=== What you should do ===
Below is a listing; copy all of it exactly.
###
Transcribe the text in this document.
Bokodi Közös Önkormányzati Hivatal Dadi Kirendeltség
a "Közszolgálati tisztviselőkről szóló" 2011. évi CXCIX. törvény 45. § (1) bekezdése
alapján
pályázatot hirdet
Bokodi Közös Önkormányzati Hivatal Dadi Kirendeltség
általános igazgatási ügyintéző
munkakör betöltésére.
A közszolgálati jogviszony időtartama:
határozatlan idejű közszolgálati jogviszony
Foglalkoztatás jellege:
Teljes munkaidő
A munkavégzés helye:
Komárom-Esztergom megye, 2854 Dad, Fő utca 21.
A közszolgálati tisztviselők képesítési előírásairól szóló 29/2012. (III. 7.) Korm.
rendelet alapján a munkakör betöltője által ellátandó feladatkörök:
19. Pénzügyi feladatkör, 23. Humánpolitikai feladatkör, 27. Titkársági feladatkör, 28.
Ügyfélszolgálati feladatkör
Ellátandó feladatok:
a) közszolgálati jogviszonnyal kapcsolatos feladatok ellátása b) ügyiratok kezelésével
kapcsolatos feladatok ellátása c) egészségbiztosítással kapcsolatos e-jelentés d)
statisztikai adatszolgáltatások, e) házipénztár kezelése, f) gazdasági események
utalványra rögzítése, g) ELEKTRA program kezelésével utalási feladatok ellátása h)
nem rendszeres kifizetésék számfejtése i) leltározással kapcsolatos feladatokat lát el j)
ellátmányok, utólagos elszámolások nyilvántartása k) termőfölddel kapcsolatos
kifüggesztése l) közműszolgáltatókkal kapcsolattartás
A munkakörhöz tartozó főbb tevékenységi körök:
###
=== Final result ===
Transcribe the text in this document.
Bokodi Közös Önkormányzati Hivatal Dadi Kirendeltség
a "Közszolgálati tisztviselőkről szóló" 2011. évi CXCIX. törvény 45. § (1) bekezdése
alapján
pályázatot hirdet
Bokodi Közös Önkormányzati Hivatal Dadi Kirendeltség
általános igazgatási ügyintéző
munkakör betöltésére.
A közszolgálati jogviszony időtartama:
határozatlan idejű közszolgálati jogviszony
Foglalkoztatás jellege:
Teljes munkaidő
A munkavégzés helye:
Komárom-Esztergom megye, 2854 Dad, Fő utca 21.
A közszolgálati tisztviselők képesítési előírásairól szóló 29/2012. (III. 7.) Korm.
rendelet alapján a munkakör betöltője által ellátandó feladatkörök:
19. Pénzügyi feladatkör, 23. Humánpolitikai feladatkör, 27. Titkársági feladatkör, 28.
Ügyfélszolgálati feladatkör
Ellátandó feladatok:
a) közszolgálati jogviszonnyal kapcsolatos feladatok ellátása b) ügyiratok kezelésével
kapcsolatos feladatok ellátása c) egészségbiztosítással kapcsolatos e-jelentés d)
statisztikai adatszolgáltatások, e) házipénztár kezelése, f) gazdasági események
utalványra rögzítése, g) ELEKTRA program kezelésével utalási feladatok ellátása h)
nem rendszeres kifizetésék számfejtése i) leltározással kapcsolatos feladatokat lát el j)
ellátmányok, utólagos elszámolások nyilvántartása k) termőfölddel kapcsolatos
kifüggesztése l) közműszolgáltatókkal kapcsolattartás
A munkakörhöz tartozó főbb tevékenységi körök:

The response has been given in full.